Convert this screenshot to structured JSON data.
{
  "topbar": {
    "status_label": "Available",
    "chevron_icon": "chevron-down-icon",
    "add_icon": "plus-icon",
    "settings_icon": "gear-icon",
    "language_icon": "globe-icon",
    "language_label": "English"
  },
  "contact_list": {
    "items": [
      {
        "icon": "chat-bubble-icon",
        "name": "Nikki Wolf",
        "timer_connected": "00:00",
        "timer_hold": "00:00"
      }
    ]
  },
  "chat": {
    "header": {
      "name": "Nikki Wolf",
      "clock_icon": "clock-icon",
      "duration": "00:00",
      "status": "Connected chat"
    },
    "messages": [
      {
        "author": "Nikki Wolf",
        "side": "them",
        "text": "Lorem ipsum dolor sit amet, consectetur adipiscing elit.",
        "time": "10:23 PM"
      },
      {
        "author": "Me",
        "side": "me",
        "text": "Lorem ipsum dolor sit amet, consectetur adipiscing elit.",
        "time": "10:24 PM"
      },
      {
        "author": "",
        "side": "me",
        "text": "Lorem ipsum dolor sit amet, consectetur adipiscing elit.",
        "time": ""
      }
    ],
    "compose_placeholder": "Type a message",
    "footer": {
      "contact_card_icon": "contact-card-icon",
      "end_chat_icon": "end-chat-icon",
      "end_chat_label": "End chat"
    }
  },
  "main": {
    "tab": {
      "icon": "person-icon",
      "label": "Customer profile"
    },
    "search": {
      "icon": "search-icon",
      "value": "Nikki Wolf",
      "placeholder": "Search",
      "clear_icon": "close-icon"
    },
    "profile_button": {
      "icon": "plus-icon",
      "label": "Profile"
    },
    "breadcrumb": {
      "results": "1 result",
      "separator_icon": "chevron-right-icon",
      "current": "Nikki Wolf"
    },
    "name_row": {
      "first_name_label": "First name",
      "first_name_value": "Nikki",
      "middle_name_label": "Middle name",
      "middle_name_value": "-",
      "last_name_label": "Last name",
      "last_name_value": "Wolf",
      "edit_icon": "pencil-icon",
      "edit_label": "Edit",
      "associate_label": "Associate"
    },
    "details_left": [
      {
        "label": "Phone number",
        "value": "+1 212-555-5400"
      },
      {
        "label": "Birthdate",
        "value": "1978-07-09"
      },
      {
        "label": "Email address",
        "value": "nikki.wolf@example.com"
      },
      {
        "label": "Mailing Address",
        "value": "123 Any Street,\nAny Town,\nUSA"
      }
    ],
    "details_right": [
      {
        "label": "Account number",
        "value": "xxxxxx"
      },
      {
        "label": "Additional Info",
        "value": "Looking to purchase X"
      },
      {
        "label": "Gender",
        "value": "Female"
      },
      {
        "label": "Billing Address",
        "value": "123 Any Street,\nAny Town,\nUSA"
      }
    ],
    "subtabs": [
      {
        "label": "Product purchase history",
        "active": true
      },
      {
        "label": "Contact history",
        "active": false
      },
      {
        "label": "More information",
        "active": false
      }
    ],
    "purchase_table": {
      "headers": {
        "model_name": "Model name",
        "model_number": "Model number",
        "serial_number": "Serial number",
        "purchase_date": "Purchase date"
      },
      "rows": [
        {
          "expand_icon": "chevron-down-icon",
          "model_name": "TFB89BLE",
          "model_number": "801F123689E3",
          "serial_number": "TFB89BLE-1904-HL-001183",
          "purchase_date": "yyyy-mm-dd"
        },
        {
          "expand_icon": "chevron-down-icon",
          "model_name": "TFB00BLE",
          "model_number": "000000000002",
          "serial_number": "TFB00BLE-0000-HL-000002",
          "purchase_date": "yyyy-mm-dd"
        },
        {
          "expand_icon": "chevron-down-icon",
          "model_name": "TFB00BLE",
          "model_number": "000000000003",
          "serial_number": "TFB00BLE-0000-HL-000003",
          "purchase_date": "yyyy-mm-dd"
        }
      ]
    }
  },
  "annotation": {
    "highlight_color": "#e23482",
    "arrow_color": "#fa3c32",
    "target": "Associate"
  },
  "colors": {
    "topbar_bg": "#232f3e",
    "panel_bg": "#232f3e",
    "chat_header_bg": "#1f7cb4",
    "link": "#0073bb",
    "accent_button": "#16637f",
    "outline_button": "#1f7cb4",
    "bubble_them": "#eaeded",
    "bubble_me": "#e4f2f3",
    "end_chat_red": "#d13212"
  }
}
# # # #
> WHAT THE TASK ASKS
Please repeat all the records above exactly as they appear.

> RESPONSE
Convert this screenshot to structured JSON data.
{
  "topbar": {
    "status_label": "Available",
    "chevron_icon": "chevron-down-icon",
    "add_icon": "plus-icon",
    "settings_icon": "gear-icon",
    "language_icon": "globe-icon",
    "language_label": "English"
  },
  "contact_list": {
    "items": [
      {
        "icon": "chat-bubble-icon",
        "name": "Nikki Wolf",
        "timer_connected": "00:00",
        "timer_hold": "00:00"
      }
    ]
  },
  "chat": {
    "header": {
      "name": "Nikki Wolf",
      "clock_icon": "clock-icon",
      "duration": "00:00",
      "status": "Connected chat"
    },
    "messages": [
      {
        "author": "Nikki Wolf",
        "side": "them",
        "text": "Lorem ipsum dolor sit amet, consectetur adipiscing elit.",
        "time": "10:23 PM"
      },
      {
        "author": "Me",
        "side": "me",
        "text": "Lorem ipsum dolor sit amet, consectetur adipiscing elit.",
        "time": "10:24 PM"
      },
      {
        "author": "",
        "side": "me",
        "text": "Lorem ipsum dolor sit amet, consectetur adipiscing elit.",
        "time": ""
      }
    ],
    "compose_placeholder": "Type a message",
    "footer": {
      "contact_card_icon": "contact-card-icon",
      "end_chat_icon": "end-chat-icon",
      "end_chat_label": "End chat"
    }
  },
  "main": {
    "tab": {
      "icon": "person-icon",
      "label": "Customer profile"
    },
    "search": {
      "icon": "search-icon",
      "value": "Nikki Wolf",
      "placeholder": "Search",
      "clear_icon": "close-icon"
    },
    "profile_button": {
      "icon": "plus-icon",
      "label": "Profile"
    },
    "breadcrumb": {
      "results": "1 result",
      "separator_icon": "chevron-right-icon",
      "current": "Nikki Wolf"
    },
    "name_row": {
      "first_name_label": "First name",
      "first_name_value": "Nikki",
      "middle_name_label": "Middle name",
      "middle_name_value": "-",
      "last_name_label": "Last name",
      "last_name_value": "Wolf",
      "edit_icon": "pencil-icon",
      "edit_label": "Edit",
      "associate_label": "Associate"
    },
    "details_left": [
      {
        "label": "Phone number",
        "value": "+1 212-555-5400"
      },
      {
        "label": "Birthdate",
        "value": "1978-07-09"
      },
      {
        "label": "Email address",
        "value": "nikki.wolf@example.com"
      },
      {
        "label": "Mailing Address",
        "value": "123 Any Street,\nAny Town,\nUSA"
      }
    ],
    "details_right": [
      {
        "label": "Account number",
        "value": "xxxxxx"
      },
      {
        "label": "Additional Info",
        "value": "Looking to purchase X"
      },
      {
        "label": "Gender",
        "value": "Female"
      },
      {
        "label": "Billing Address",
        "value": "123 Any Street,\nAny Town,\nUSA"
      }
    ],
    "subtabs": [
      {
        "label": "Product purchase history",
        "active": true
      },
      {
        "label": "Contact history",
        "active": false
      },
      {
        "label": "More information",
        "active": false
      }
    ],
    "purchase_table": {
      "headers": {
        "model_name": "Model name",
        "model_number": "Model number",
        "serial_number": "Serial number",
        "purchase_date": "Purchase date"
      },
      "rows": [
        {
          "expand_icon": "chevron-down-icon",
          "model_name": "TFB89BLE",
          "model_number": "801F123689E3",
          "serial_number": "TFB89BLE-1904-HL-001183",
          "purchase_date": "yyyy-mm-dd"
        },
        {
          "expand_icon": "chevron-down-icon",
          "model_name": "TFB00BLE",
          "model_number": "000000000002",
          "serial_number": "TFB00BLE-0000-HL-000002",
          "purchase_date": "yyyy-mm-dd"
        },
        {
          "expand_icon": "chevron-down-icon",
          "model_name": "TFB00BLE",
          "model_number": "000000000003",
          "serial_number": "TFB00BLE-0000-HL-000003",
          "purchase_date": "yyyy-mm-dd"
        }
      ]
    }
  },
  "annotation": {
    "highlight_color": "#e23482",
    "arrow_color": "#fa3c32",
    "target": "Associate"
  },
  "colors": {
    "topbar_bg": "#232f3e",
    "panel_bg": "#232f3e",
    "chat_header_bg": "#1f7cb4",
    "link": "#0073bb",
    "accent_button": "#16637f",
    "outline_button": "#1f7cb4",
    "bubble_them": "#eaeded",
    "bubble_me": "#e4f2f3",
    "end_chat_red": "#d13212"
  }
}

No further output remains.